#### Texto do exercício

Haters atacam professora Ludhmila Hajjar (FM) nas redes sociais

A divulgação desses resultados preliminares bastou para que a engrenagem dos “gabinetes do ódio” das milícias bolsonaristas fosse acionada para atacar diretamente alguns dos pesquisadores envolvidos no trabalho. Em suas mídias sociais, o deputado federal Eduardo Bolsonaro (PSL-SP) escreveu que o estudo clínico realizado em Manaus foi feito para “desqualificar a cloroquina”. O remédio, como se sabe, é apontado pelo próprio presidente Jair Bolsonaro como uma espécie de poção milagrosa para curar a doença, embora não haja no mundo inteiro nenhuma evidência científica que suporte tal crença.

“Os responsáveis” pelo estudo “são do PT. Mas isso é pura coincidência, claro…”, prosseguiu o parlamentar, que ilustra sua postagem com imagens retiradas das mídias sociais de alguns dos pesquisadores que participam do estudo e mostram publicações de apoio à candidatura de Fernando Haddad (PT) à presidência em 2018, além de outras que aludem a temas considerados sinais inequívocos de esquerdismo pelas milícias digitais de extrema-direita — como referências ao assassinato ainda não esclarecido da vereadora carioca Marielle Franco e do motorista Anderson Gomes ou críticas à postura do presidente dos Estados Unidos, Donald Trump, no caso da pandemia. O país é atualmente o que possui o maior número de mortes pela doença, já tendo ultrapassado a marca de 30 mil vítimas.

Uma das páginas da Internet alimentadas por haters publicou nesta sexta a mesma colagem de imagens de perfis de alguns dos pesquisadores utilizada por Eduardo Bolsonaro em suas postagens. O título do “artigo” diz que “a militância esquerdista” está “por trás da pesquisa com alta dosagem de cloroquina em Manaus”.

Entre as pesquisadoras envolvidas no trabalho e citadas nominalmente na publicação está a médica Ludhmila Abrahão Hajjar, professora do Departamento de Cardiopneumologia da Faculdade de Medicina da USP (FMUSP) e coordenadora de cardio-oncologia do Instituto do Coração (Incor) do Hospital das Clínicas. Numa de suas publicações no Facebook, a médica, nascida em Anápolis (GO), aparece numa foto ao lado do governador goiano Ronaldo Caiado (DEM), que já fez críticas à forma como o governo federal vem lidando com a crise do coronavírus e, portanto, também merece o carimbo de “inimigo”.

########
#### Material fornecido

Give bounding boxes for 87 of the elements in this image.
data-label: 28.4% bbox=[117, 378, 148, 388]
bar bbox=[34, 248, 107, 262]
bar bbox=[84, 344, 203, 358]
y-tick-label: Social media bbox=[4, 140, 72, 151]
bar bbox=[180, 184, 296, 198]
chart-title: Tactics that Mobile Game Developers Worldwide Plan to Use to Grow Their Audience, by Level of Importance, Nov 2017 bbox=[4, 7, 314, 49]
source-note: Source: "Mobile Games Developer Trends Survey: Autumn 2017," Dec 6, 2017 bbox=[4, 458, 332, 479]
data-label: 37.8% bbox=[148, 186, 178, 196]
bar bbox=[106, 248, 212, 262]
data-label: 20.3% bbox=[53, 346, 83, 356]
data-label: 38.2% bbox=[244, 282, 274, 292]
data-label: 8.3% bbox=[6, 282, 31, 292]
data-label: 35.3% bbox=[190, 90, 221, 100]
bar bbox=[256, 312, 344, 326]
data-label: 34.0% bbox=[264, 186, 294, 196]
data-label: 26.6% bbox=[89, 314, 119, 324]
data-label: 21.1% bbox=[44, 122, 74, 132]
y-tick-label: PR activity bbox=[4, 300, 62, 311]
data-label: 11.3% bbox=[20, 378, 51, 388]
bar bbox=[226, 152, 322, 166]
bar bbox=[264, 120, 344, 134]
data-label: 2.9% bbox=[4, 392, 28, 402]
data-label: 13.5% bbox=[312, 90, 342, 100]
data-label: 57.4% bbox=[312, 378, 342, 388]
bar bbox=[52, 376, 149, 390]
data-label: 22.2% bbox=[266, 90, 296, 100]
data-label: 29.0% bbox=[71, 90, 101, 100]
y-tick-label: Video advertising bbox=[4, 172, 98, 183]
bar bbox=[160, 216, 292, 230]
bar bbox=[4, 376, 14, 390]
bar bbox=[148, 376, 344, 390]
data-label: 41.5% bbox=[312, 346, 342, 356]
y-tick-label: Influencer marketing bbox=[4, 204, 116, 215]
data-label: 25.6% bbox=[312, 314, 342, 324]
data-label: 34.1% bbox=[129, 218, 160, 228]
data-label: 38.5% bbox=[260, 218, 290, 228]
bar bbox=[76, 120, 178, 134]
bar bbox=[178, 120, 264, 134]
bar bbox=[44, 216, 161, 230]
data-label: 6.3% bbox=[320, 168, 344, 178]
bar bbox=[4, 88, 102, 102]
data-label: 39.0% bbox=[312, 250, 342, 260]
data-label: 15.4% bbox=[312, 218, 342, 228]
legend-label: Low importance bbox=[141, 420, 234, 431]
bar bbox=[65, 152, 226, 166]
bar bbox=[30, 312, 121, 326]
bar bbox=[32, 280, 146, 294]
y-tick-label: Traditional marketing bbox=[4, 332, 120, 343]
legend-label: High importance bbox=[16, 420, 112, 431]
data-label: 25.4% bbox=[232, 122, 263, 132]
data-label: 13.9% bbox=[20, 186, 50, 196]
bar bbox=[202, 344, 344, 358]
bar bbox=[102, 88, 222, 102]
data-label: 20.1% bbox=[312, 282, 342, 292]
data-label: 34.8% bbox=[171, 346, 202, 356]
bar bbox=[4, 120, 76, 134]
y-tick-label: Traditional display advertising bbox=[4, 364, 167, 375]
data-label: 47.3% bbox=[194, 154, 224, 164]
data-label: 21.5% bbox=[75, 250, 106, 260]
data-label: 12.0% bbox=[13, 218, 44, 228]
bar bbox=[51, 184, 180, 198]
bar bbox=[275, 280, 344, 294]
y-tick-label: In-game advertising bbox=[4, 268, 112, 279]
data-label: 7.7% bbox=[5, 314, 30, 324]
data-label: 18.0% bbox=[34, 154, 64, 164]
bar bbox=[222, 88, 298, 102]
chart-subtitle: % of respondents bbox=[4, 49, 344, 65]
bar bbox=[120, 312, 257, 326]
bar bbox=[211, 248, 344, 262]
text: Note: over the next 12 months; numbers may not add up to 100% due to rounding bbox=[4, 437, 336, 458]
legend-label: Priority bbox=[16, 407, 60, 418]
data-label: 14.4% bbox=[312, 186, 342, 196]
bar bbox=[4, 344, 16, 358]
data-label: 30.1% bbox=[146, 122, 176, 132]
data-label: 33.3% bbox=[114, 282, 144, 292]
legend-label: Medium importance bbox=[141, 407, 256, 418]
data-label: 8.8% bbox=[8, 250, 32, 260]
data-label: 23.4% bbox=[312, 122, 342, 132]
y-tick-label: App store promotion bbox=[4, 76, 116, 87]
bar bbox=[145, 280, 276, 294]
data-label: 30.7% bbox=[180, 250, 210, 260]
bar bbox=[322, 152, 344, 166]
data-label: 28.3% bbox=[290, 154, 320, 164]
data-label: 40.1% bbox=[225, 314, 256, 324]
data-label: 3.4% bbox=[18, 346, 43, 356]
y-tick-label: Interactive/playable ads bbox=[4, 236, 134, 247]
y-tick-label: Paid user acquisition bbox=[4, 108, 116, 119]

########

[Tarefa A]: Transcreva, do texto sobre os ataques aos pesquisadores do estudo com cloroquina, o trecho de “A divulgação desses” até “suporte tal crença.”.
[Tarefa B]: Escreva o que vem depois no texto sobre os ataques aos pesquisadores do estudo com cloroquina, a partir do ponto em que ele termina.
O material não tem relação com o texto sobre os ataques aos pesquisadores do estudo com cloroquina.

[Resposta A]:
A divulgação desses resultados preliminares bastou para que a engrenagem dos “gabinetes do ódio” das milícias bolsonaristas fosse acionada para atacar diretamente alguns dos pesquisadores envolvidos no trabalho. Em suas mídias sociais, o deputado federal Eduardo Bolsonaro (PSL-SP) escreveu que o estudo clínico realizado em Manaus foi feito para “desqualificar a cloroquina”. O remédio, como se sabe, é apontado pelo próprio presidente Jair Bolsonaro como uma espécie de poção milagrosa para curar a doença, embora não haja no mundo inteiro nenhuma evidência científica que suporte tal crença.

[Resposta B]:
Algumas das postagens da médica no Facebook receberam “comentários” de perfis — difícil saber se verdadeiros ou robôs — que remetem a publicações como a citada acima, além de outras indicando supostas pesquisas internacionais que garantiriam a eficácia da cloroquina.

Numa entrevista concedida à jornalista Cláudia Colucci, da Folha de S. Paulo, publicada no último domingo (12/4), Ludhmilla Hajjar diz: “Cloroquina não é vacina. Está sendo vista como salvadora, e não é”. Afirma também que ainda não existe um tratamento padrão com a utilização do medicamento. “Mas se você fala isso, já começa a apanhar porque a cloroquina virou uma questão nacional de pressão. Mas a realidade científica é essa”, continua.

A médica alertou para a falta de estrutura das Unidades de Terapia Intensiva (UTIs), que considera o principal gargalo no enfrentamento da Covid-19 no país: “Municípios e regiões que sequer têm UTIs, quando têm, não há estrutura. Eu vejo o número de internações aumentando progressivamente a cada dia, o Brasil batendo mais de cem mortes em 24 horas e as UTIs não estruturadas para receber esses doentes. Uma coisa é Einstein, Sírio, Oswaldo Cruz, Samaritano, outra coisa é a realidade Brasil que não é essa”.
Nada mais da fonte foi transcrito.